#### Exercise brief
Report the number of lines in these entries that contain "鹤壁市公安局基层一线单位". Write only the number.

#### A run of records
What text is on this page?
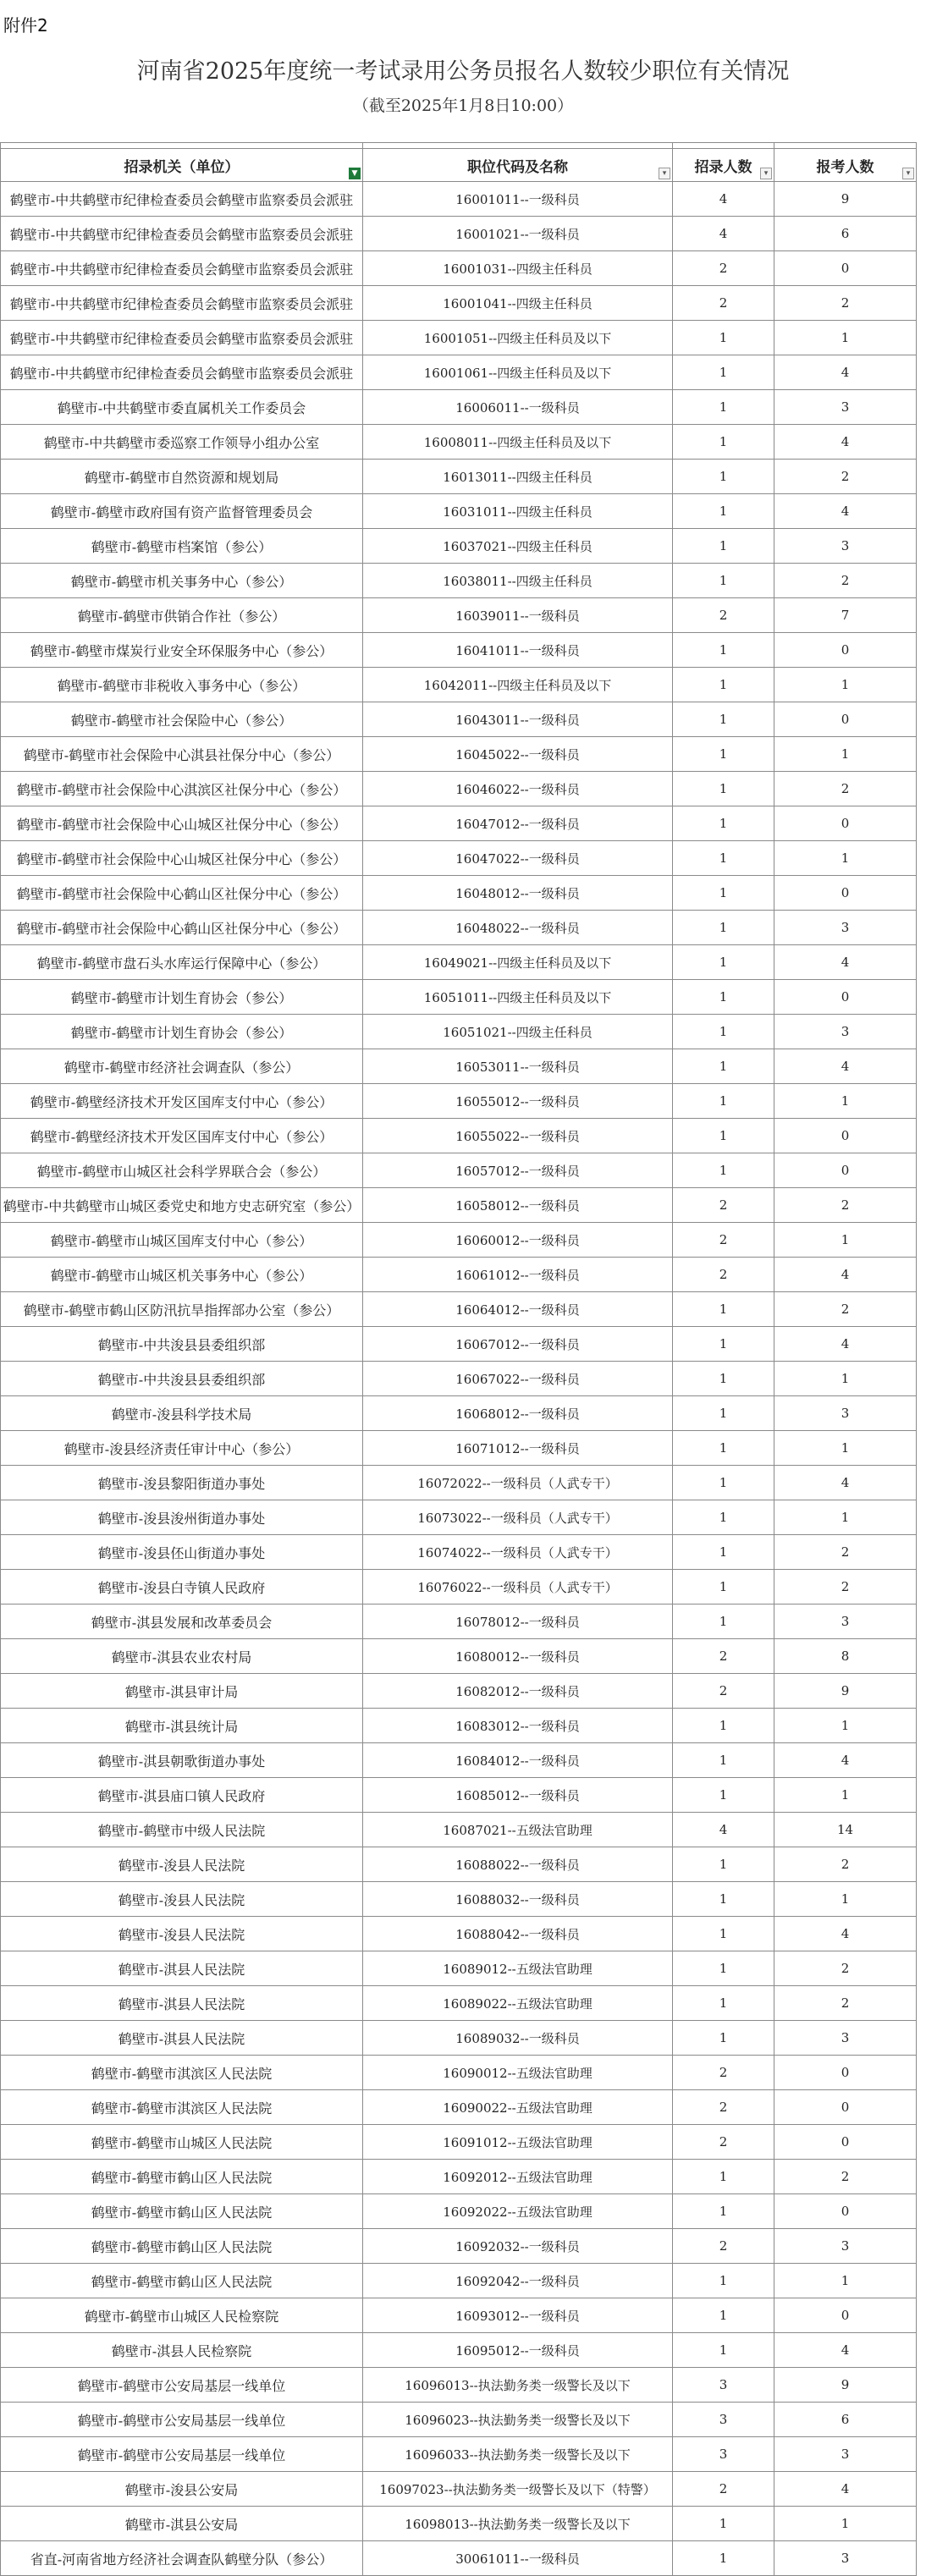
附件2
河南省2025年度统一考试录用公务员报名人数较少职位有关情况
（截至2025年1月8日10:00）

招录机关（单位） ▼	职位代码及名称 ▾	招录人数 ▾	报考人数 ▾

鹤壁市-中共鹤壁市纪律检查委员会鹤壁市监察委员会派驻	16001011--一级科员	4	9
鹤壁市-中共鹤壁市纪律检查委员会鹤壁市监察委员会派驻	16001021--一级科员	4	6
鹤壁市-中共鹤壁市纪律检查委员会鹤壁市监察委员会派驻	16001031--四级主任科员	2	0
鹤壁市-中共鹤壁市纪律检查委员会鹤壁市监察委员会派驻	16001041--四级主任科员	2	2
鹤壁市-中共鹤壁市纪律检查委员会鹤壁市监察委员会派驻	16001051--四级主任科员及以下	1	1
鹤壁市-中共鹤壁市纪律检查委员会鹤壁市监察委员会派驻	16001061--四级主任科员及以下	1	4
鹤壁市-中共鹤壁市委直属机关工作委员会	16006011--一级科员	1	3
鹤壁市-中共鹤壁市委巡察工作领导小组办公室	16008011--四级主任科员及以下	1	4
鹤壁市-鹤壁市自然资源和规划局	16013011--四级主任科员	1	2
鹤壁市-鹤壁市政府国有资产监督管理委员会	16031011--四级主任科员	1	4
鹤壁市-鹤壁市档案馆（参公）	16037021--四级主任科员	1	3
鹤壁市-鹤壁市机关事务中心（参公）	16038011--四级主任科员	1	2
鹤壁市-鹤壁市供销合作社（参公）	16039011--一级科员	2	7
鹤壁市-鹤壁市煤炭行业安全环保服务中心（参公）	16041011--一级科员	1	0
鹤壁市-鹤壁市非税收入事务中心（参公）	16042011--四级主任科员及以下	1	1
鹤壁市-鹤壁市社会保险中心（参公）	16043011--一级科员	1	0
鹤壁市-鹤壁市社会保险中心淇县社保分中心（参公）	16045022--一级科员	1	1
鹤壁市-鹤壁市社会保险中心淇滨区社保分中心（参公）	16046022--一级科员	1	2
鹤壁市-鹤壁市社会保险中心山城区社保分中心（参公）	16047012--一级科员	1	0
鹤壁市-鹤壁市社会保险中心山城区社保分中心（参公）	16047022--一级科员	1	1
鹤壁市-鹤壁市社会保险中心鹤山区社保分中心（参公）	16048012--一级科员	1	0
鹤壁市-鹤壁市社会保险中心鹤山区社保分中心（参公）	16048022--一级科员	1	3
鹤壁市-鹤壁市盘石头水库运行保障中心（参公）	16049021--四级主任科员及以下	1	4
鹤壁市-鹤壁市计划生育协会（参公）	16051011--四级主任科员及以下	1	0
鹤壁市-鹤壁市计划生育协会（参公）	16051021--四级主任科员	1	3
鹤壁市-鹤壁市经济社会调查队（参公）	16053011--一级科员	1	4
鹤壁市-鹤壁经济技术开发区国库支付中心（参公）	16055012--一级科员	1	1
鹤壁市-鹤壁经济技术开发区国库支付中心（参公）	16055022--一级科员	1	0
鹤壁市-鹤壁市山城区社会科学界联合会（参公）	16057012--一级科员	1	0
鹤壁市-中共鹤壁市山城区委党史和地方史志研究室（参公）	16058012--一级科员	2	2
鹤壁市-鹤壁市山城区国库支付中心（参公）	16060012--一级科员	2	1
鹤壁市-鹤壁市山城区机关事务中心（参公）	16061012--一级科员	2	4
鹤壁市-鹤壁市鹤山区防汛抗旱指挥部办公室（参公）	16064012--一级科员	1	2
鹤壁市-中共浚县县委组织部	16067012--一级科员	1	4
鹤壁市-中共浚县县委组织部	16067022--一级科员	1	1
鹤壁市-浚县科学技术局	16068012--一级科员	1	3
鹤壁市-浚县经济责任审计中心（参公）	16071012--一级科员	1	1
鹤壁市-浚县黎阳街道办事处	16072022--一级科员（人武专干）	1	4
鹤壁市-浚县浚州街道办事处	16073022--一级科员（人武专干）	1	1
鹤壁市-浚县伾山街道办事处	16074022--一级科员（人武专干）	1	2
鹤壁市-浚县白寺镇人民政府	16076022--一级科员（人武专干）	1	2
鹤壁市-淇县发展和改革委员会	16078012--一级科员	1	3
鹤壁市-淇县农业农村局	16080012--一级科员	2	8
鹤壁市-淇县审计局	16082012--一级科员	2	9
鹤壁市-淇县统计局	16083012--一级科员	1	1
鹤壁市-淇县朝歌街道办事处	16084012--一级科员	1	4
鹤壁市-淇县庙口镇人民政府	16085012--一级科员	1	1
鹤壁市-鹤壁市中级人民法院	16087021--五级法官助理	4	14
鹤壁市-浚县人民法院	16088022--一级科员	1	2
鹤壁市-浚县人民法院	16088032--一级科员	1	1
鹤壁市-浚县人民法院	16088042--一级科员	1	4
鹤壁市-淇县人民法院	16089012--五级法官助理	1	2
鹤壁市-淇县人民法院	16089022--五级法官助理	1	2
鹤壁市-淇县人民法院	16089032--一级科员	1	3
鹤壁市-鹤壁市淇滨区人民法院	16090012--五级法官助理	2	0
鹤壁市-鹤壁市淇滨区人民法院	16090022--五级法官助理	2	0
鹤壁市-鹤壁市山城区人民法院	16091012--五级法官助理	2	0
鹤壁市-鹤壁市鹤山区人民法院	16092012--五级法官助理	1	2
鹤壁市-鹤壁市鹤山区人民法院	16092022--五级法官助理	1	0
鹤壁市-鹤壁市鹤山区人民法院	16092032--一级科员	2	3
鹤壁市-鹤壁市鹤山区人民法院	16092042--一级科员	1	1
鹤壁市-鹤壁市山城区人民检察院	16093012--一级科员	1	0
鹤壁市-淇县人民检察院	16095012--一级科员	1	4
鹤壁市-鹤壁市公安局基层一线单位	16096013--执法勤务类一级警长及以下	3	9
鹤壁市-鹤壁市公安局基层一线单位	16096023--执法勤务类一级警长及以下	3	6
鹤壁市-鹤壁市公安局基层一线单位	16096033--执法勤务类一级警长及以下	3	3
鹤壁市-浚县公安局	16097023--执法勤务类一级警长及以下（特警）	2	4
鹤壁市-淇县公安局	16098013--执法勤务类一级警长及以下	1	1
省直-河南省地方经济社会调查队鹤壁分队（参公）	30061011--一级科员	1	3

* * *

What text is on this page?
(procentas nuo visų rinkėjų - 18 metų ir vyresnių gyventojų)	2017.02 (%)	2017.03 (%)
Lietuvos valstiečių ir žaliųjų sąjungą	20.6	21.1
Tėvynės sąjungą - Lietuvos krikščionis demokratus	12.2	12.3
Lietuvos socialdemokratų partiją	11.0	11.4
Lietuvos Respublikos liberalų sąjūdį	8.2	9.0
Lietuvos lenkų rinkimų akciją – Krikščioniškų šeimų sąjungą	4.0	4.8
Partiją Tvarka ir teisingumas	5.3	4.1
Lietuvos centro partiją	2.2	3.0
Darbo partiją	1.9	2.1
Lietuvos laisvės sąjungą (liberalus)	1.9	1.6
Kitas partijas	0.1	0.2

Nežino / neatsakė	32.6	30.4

#### Answer below
3